### To do
Show only lines that include "Week".

### Supplied information
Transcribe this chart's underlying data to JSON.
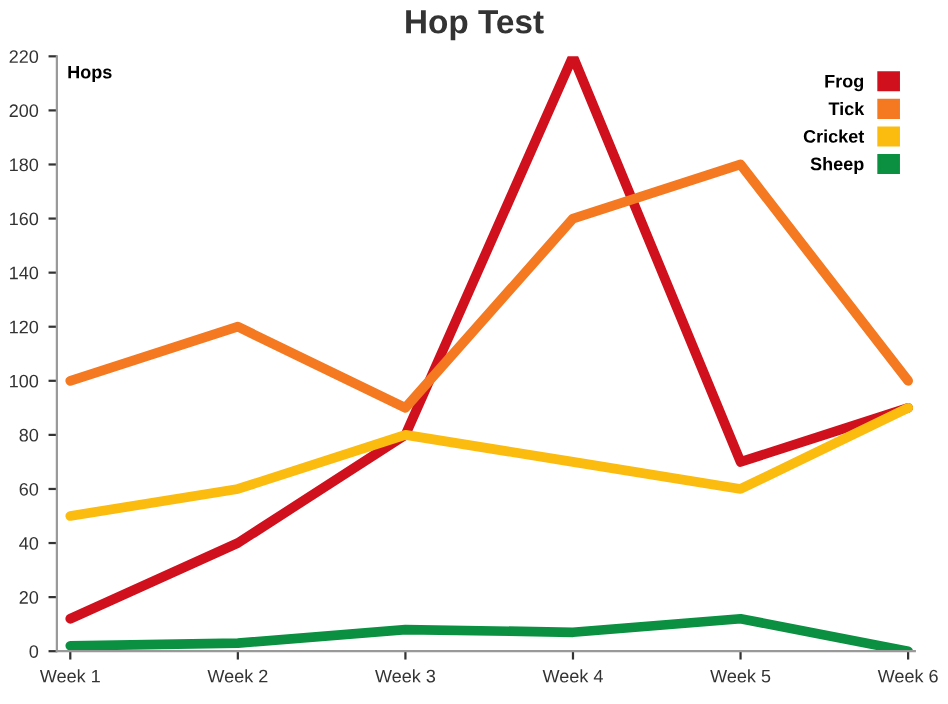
{
  "chart_data": {
    "type": "line",
    "title": "Hop Test",
    "ylabel": "Hops",
    "categories": [
      "Week 1",
      "Week 2",
      "Week 3",
      "Week 4",
      "Week 5",
      "Week 6"
    ],
    "series": [
      {
        "name": "Frog",
        "color": "#d0101c",
        "values": [
          12,
          40,
          80,
          220,
          70,
          90
        ]
      },
      {
        "name": "Tick",
        "color": "#f47920",
        "values": [
          100,
          120,
          90,
          160,
          180,
          100
        ]
      },
      {
        "name": "Cricket",
        "color": "#fbbc0f",
        "values": [
          50,
          60,
          80,
          70,
          60,
          90
        ]
      },
      {
        "name": "Sheep",
        "color": "#0a9040",
        "values": [
          2,
          3,
          8,
          7,
          12,
          0
        ]
      }
    ],
    "ylim": [
      0,
      220
    ],
    "yticks": [
      0,
      20,
      40,
      60,
      80,
      100,
      120,
      140,
      160,
      180,
      200,
      220
    ],
    "legend": "top right",
    "grid": false,
    "marker": "none",
    "line_style": "solid"
  }
}
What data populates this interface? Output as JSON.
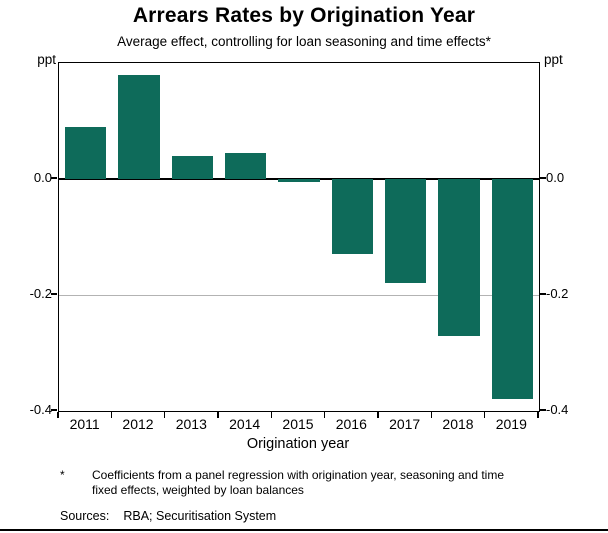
{
  "title": "Arrears Rates by Origination Year",
  "subtitle": "Average effect, controlling for loan seasoning and time effects*",
  "unit_left": "ppt",
  "unit_right": "ppt",
  "x_axis_title": "Origination year",
  "footnote": {
    "marker": "*",
    "text": "Coefficients from a panel regression with origination year, seasoning and time fixed effects, weighted by loan balances"
  },
  "sources": {
    "label": "Sources:",
    "text": "RBA; Securitisation System"
  },
  "chart_data": {
    "type": "bar",
    "categories": [
      "2011",
      "2012",
      "2013",
      "2014",
      "2015",
      "2016",
      "2017",
      "2018",
      "2019"
    ],
    "values": [
      0.09,
      0.18,
      0.04,
      0.045,
      -0.005,
      -0.13,
      -0.18,
      -0.27,
      -0.38
    ],
    "title": "Arrears Rates by Origination Year",
    "xlabel": "Origination year",
    "ylabel": "ppt",
    "ylim": [
      -0.4,
      0.2
    ],
    "yticks": [
      0.0,
      -0.2,
      -0.4
    ],
    "ytick_labels": [
      "0.0",
      "-0.2",
      "-0.4"
    ],
    "bar_color": "#0e6b5a",
    "grid": true,
    "gridline_color": "#b3b3b3",
    "legend_position": "none"
  }
}
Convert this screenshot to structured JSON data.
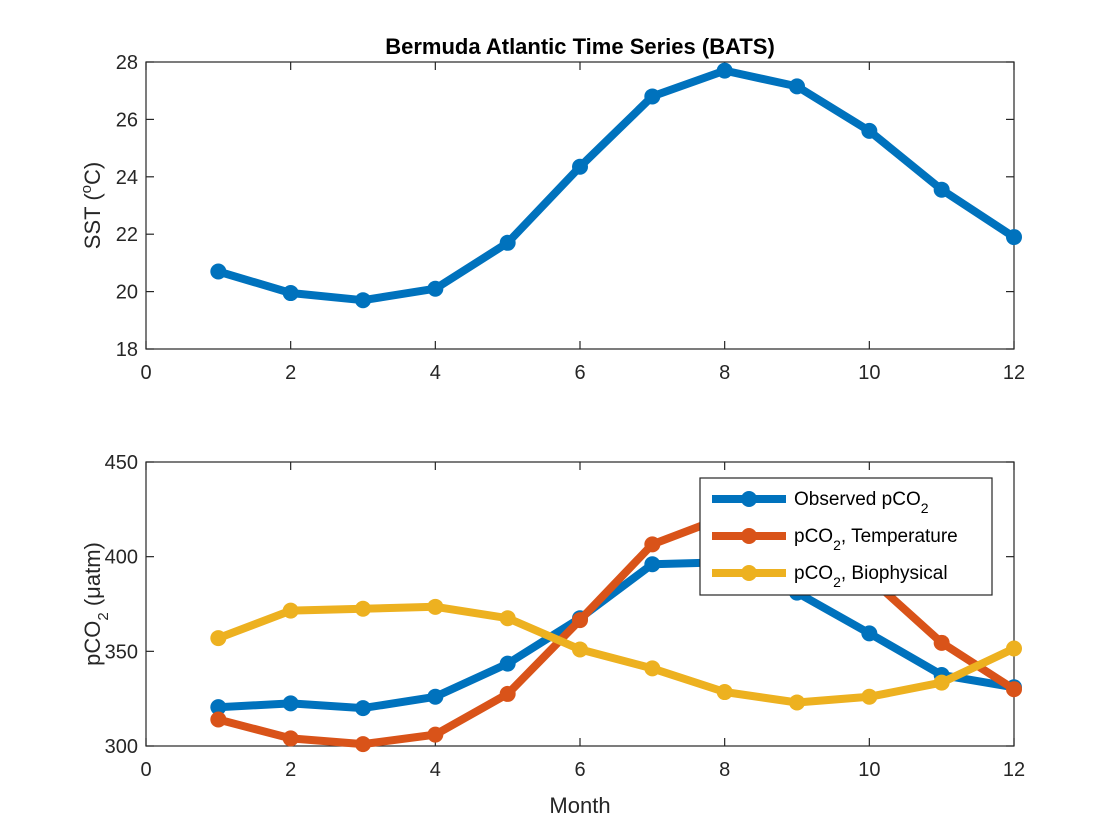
{
  "chart_data": [
    {
      "type": "line",
      "title": "Bermuda Atlantic Time Series (BATS)",
      "xlabel": "",
      "ylabel": "SST (°C)",
      "ylabel_parts": {
        "base": "SST (",
        "sup": "o",
        "tail": "C)"
      },
      "xlim": [
        0,
        12
      ],
      "ylim": [
        18,
        28
      ],
      "xticks": [
        0,
        2,
        4,
        6,
        8,
        10,
        12
      ],
      "yticks": [
        18,
        20,
        22,
        24,
        26,
        28
      ],
      "grid": false,
      "series": [
        {
          "color": "#0072BD",
          "x": [
            1,
            2,
            3,
            4,
            5,
            6,
            7,
            8,
            9,
            10,
            11,
            12
          ],
          "y": [
            20.7,
            19.95,
            19.7,
            20.1,
            21.7,
            24.35,
            26.8,
            27.7,
            27.15,
            25.6,
            23.55,
            21.9
          ]
        }
      ]
    },
    {
      "type": "line",
      "title": "",
      "xlabel": "Month",
      "ylabel": "pCO2 (μatm)",
      "ylabel_parts": {
        "base": "pCO",
        "sub": "2",
        "tail": " (μatm)"
      },
      "xlim": [
        0,
        12
      ],
      "ylim": [
        300,
        450
      ],
      "xticks": [
        0,
        2,
        4,
        6,
        8,
        10,
        12
      ],
      "yticks": [
        300,
        350,
        400,
        450
      ],
      "grid": false,
      "legend_position": "top-right",
      "series": [
        {
          "name": "Observed pCO2",
          "label_parts": {
            "base": "Observed pCO",
            "sub": "2",
            "tail": ""
          },
          "color": "#0072BD",
          "x": [
            1,
            2,
            3,
            4,
            5,
            6,
            7,
            8,
            9,
            10,
            11,
            12
          ],
          "y": [
            320.5,
            322.5,
            320,
            326,
            343.5,
            367.5,
            396,
            397,
            381,
            359.5,
            337.5,
            331
          ]
        },
        {
          "name": "pCO2, Temperature",
          "label_parts": {
            "base": "pCO",
            "sub": "2",
            "tail": ", Temperature"
          },
          "color": "#D95319",
          "x": [
            1,
            2,
            3,
            4,
            5,
            6,
            7,
            8,
            9,
            10,
            11,
            12
          ],
          "y": [
            314,
            304,
            301,
            306,
            327.5,
            366.5,
            406.5,
            421,
            412,
            389,
            354.5,
            330
          ]
        },
        {
          "name": "pCO2, Biophysical",
          "label_parts": {
            "base": "pCO",
            "sub": "2",
            "tail": ", Biophysical"
          },
          "color": "#EDB120",
          "x": [
            1,
            2,
            3,
            4,
            5,
            6,
            7,
            8,
            9,
            10,
            11,
            12
          ],
          "y": [
            357,
            371.5,
            372.5,
            373.5,
            367.5,
            351,
            341,
            328.5,
            323,
            326,
            333.5,
            351.5
          ]
        }
      ]
    }
  ]
}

### Full answer
      "Week 1",
      "Week 2",
      "Week 3",
      "Week 4",
      "Week 5",
      "Week 6"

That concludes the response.